━━ SUPPLIED ENTRIES ━━

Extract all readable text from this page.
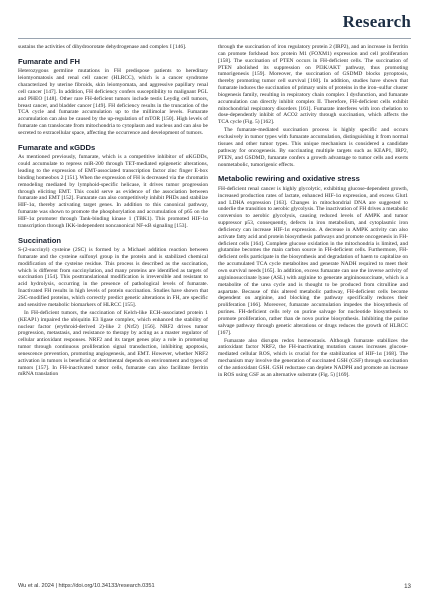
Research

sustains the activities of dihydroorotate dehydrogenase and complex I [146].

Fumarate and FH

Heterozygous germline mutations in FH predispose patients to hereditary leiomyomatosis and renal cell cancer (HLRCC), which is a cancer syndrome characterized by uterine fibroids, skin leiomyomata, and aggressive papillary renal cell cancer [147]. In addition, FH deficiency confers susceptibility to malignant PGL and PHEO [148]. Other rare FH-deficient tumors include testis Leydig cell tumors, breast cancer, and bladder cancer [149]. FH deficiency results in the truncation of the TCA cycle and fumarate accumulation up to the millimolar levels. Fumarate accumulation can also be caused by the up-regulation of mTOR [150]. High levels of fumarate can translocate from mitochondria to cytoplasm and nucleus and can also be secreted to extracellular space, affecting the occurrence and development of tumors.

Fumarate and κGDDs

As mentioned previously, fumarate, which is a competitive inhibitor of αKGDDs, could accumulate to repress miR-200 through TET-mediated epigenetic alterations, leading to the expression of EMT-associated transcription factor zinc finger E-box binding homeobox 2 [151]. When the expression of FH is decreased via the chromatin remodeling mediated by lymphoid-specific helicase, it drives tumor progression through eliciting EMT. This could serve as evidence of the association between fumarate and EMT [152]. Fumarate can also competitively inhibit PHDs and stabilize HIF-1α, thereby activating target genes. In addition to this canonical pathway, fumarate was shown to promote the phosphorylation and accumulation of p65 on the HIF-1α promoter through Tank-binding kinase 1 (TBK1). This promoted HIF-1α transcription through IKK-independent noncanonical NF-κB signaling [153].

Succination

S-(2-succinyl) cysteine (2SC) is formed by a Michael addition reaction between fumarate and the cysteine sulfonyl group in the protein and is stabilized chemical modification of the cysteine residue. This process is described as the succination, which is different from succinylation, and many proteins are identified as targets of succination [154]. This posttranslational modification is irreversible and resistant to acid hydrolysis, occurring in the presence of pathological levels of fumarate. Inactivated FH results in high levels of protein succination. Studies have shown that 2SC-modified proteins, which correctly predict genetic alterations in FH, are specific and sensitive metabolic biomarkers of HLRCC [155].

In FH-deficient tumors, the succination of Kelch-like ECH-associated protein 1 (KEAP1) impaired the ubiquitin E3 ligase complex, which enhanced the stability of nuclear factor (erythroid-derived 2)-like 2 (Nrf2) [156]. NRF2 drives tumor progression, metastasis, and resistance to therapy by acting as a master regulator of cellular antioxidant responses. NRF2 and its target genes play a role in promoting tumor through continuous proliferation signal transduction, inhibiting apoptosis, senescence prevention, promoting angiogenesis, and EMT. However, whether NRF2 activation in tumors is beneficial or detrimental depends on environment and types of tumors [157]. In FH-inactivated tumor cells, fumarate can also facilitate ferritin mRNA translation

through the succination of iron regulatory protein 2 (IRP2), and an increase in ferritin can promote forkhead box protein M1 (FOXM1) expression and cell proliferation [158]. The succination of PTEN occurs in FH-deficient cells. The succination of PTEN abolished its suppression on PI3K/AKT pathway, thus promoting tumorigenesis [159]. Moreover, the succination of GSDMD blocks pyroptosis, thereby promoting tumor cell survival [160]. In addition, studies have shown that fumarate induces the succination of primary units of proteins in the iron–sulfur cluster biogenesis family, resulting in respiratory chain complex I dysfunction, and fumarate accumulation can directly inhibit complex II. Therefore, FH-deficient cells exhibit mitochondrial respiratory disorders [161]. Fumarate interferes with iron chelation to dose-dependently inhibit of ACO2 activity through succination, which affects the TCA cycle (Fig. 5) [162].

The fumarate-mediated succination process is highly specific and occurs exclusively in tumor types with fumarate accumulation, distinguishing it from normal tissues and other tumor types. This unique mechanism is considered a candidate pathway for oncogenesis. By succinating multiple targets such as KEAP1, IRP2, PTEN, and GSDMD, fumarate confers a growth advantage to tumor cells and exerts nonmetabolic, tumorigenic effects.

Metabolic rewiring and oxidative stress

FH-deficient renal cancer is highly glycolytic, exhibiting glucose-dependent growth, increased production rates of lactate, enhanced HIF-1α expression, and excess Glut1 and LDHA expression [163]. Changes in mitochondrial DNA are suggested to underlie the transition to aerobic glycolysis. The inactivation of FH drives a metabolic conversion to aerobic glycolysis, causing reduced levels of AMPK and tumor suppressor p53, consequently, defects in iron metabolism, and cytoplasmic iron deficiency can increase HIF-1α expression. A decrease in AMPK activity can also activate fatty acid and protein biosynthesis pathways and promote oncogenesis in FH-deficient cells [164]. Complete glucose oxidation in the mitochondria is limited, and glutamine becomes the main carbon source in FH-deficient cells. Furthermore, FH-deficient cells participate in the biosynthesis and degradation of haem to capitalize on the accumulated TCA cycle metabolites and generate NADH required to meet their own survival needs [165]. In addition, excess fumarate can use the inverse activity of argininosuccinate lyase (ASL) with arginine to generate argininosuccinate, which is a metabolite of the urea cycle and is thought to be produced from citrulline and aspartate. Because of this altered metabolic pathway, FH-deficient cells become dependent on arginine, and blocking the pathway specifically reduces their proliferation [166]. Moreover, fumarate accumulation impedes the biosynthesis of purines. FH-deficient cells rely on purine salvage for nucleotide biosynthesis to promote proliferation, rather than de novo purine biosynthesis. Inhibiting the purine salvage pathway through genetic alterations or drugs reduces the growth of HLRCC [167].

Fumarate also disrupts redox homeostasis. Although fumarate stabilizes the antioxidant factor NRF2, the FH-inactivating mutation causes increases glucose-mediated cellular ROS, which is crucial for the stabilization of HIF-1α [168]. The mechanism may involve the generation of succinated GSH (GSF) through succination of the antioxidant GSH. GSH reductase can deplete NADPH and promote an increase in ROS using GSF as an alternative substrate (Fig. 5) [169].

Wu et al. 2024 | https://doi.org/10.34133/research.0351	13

━━━
━━ SUPPLIED ENTRIES ━━

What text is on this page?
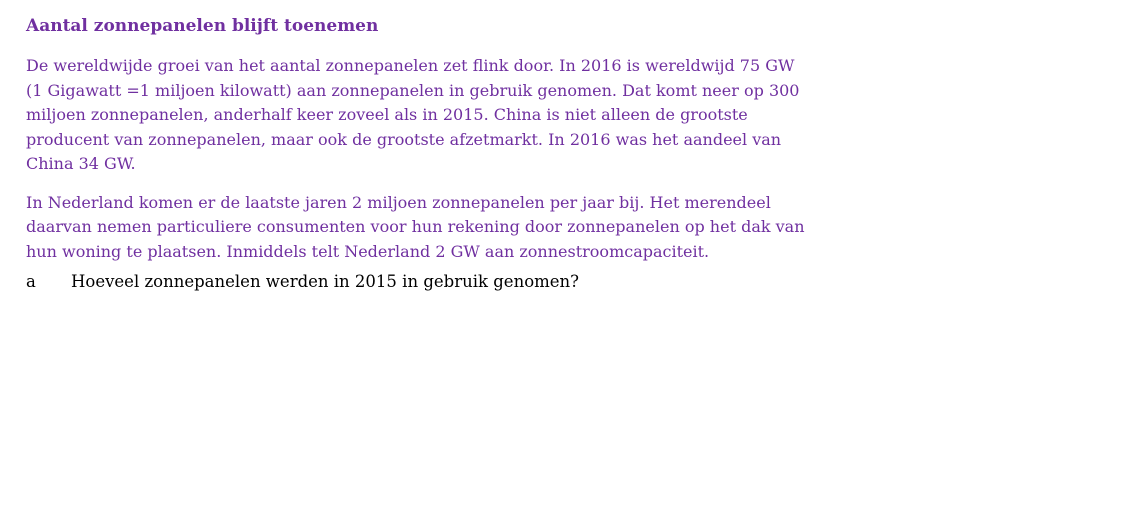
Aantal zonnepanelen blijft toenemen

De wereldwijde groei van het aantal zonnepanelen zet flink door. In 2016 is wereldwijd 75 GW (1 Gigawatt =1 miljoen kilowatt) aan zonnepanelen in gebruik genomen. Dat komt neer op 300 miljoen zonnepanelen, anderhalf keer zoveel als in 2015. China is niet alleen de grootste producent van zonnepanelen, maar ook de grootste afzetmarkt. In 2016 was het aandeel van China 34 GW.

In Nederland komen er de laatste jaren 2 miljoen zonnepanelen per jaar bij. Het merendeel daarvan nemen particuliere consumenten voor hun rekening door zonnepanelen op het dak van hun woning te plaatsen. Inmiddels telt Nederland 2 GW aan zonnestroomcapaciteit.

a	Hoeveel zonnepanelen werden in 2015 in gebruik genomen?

━━━

** EXERCISE DETAILS **
Only lines holding the word "targets" are wanted; list them all from the material.

** EXERCISE SOLUTION **
S-(2-succinyl) cysteine (2SC) is formed by a Michael addition reaction between fumarate and the cysteine sulfonyl group in the protein and is stabilized chemical modification of the cysteine residue. This process is described as the succination, which is different from succinylation, and many proteins are identified as targets of succination [154]. This posttranslational modification is irreversible and resistant to acid hydrolysis, occurring in the presence of pathological levels of fumarate. Inactivated FH results in high levels of protein succination. Studies have shown that 2SC-modified proteins, which correctly predict genetic alterations in FH, are specific and sensitive metabolic biomarkers of HLRCC [155].
The fumarate-mediated succination process is highly specific and occurs exclusively in tumor types with fumarate accumulation, distinguishing it from normal tissues and other tumor types. This unique mechanism is considered a candidate pathway for oncogenesis. By succinating multiple targets such as KEAP1, IRP2, PTEN, and GSDMD, fumarate confers a growth advantage to tumor cells and exerts nonmetabolic, tumorigenic effects.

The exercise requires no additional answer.